__Given text__
──────────────────────────────

Connect with us

Exclusive Premium Content

Thimiram Malayalam Movie Review: What If Your Father Is A Pervert?

Published

on

Thimiram

Thimiram(NeeStreem)

Language: Malayalam

Written  &  Directed  by  Shivram Mony

Rating: *** ½

Thimiram Review: Malayalam  cinema continues  to  go from strength to strength. There is  no denying the freshness fecundity and  relevance  of cinematic content from Kerala. Thimiram(meaning Cataract) is  the latest thought provoking  product  from  the state  of plenty.

Thimiram tells the  story  of  70-year old family man Sudhakaran(played brilliantly  by K K Sudhakaran)  who is….there is  no polite way  of putting this…a  sexual pervert and  a predator. The writer-director spares us  none  of  the details of Sudhakaran’s  sleazy  lurid exploits. Early on he  visits a prostitute whom  he insults and underpays and  berates for not  keeping condoms handy. Soon he is  in the neighbouring  grocery store run by a dignified widow,touching her  asking her if she’s free  in the night showing at her gate drunk getting  caught by her son.

──────────────────────────────

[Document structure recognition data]
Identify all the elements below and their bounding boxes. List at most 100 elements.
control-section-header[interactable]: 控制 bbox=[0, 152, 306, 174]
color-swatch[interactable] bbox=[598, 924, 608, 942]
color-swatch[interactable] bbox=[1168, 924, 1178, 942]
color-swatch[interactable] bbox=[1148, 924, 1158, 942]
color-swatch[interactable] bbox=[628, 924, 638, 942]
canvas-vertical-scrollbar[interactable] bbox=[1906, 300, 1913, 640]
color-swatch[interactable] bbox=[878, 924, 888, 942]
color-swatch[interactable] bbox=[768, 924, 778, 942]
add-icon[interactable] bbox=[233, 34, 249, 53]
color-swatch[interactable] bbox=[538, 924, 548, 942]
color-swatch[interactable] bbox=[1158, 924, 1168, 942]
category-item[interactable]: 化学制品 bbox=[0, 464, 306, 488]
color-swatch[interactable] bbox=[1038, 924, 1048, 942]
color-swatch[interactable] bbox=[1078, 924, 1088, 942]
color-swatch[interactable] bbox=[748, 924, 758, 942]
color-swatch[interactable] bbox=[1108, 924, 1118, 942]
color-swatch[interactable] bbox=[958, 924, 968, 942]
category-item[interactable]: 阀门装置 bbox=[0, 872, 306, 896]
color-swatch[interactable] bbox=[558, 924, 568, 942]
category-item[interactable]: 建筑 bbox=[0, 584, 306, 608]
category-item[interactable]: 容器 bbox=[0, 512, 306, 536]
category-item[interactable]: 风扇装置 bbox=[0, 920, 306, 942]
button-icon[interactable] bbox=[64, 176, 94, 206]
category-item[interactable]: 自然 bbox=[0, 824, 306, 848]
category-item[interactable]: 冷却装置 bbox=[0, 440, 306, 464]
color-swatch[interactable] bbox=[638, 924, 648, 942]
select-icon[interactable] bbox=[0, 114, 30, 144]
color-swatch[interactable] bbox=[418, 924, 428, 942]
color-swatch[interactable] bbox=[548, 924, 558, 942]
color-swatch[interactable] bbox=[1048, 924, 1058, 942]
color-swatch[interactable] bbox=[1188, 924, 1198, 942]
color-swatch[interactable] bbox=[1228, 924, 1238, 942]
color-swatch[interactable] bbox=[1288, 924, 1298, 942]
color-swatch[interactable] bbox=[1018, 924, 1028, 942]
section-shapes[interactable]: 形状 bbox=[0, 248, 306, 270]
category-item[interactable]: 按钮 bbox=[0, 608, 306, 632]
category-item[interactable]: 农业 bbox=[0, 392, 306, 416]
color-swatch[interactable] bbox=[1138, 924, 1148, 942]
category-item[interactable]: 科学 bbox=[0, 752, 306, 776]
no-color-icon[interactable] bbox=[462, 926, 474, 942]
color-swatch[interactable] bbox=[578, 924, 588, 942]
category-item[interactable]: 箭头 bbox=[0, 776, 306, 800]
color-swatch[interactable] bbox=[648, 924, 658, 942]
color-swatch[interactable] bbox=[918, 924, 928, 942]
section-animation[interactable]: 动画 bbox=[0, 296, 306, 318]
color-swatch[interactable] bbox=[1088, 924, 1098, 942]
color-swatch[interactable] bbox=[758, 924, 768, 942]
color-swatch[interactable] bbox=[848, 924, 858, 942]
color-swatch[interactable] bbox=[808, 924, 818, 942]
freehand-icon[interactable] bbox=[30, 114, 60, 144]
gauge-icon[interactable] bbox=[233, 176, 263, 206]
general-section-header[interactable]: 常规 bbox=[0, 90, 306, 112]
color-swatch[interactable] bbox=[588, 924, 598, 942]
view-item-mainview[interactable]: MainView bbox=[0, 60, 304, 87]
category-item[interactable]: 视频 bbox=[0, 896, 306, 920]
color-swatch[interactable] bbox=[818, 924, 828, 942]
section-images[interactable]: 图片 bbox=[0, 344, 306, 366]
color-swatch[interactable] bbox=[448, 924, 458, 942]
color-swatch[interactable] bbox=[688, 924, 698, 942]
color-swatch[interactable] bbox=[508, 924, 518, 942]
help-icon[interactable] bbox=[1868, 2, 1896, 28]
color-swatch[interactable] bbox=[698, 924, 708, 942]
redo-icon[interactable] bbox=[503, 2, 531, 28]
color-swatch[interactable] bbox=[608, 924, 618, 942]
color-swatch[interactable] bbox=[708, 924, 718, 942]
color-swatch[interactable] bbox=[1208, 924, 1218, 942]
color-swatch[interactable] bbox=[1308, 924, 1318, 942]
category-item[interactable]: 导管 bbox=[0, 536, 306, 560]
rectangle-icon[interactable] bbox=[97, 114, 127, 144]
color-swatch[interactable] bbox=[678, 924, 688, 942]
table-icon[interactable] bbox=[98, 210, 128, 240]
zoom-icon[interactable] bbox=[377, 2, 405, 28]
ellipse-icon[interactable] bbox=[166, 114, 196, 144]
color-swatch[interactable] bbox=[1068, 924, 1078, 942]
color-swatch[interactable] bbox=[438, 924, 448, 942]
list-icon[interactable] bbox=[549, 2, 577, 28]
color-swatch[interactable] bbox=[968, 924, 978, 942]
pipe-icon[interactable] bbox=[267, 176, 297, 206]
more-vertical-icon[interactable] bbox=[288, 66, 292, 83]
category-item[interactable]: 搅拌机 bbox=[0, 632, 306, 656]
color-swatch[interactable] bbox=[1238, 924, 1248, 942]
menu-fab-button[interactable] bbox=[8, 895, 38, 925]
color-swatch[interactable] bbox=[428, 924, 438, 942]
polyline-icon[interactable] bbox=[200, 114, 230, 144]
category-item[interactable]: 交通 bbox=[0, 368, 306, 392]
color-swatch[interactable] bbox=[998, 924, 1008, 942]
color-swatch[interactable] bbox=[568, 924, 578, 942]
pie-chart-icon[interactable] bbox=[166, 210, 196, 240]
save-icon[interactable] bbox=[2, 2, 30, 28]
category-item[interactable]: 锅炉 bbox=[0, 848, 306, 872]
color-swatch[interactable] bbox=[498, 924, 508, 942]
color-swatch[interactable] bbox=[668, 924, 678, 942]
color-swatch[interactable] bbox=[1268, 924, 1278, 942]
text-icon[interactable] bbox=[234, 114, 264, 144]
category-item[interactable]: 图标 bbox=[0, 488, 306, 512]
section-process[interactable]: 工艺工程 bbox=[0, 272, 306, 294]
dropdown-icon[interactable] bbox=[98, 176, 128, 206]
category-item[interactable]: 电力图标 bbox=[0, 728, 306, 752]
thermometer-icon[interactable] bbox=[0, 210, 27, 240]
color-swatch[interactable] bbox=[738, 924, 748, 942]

──────────────────────────────

__What needs to be done__
Carry on the Thimiram review from the point where it stops.

__Answer to the problem__
Save  your cringes. The  best is yet to come. A  little later  Sudhakaran  is  the  hospital for a cataract  surgery groping the nurse when she is helping him to the bathroom.The  worst is yet to come. In one particularly obnoxious  act of voyeurism Sudhakran listens in  and tries to peep into his  son and daughter-in-law’s bedroom as they have sex.

The  unsettling deeply disturbing portrait  of an old man who is  very obviously  sick in his  head as well as his eyes, begins to feel  like  a manual to  old-age perversion. But here’s where this  masterly study of deprivation scores high marks: the writer-director  allows Sudhakaran to  do what he  enjoys without being overly judgmental.  The backlash, when  it comes, is  so severe  in its impact because it comes from his trusting simple god-fearing family who cannot even begin to  understand how  the patriarch’s mind works.

In one specially harrowing sequence  Sudhakaran’s son Ram(Vishak Nair, serene almost a saint, or maybe  just  a normal  human being as compared with his  father) walks into  his father’s hospital  room to confront  his  father about his aberrant father.Each word of recrimination is  a slap to the  sleazy father and to the hoary practice of patriarchy which allows some  men to think they can behave  with women as they will.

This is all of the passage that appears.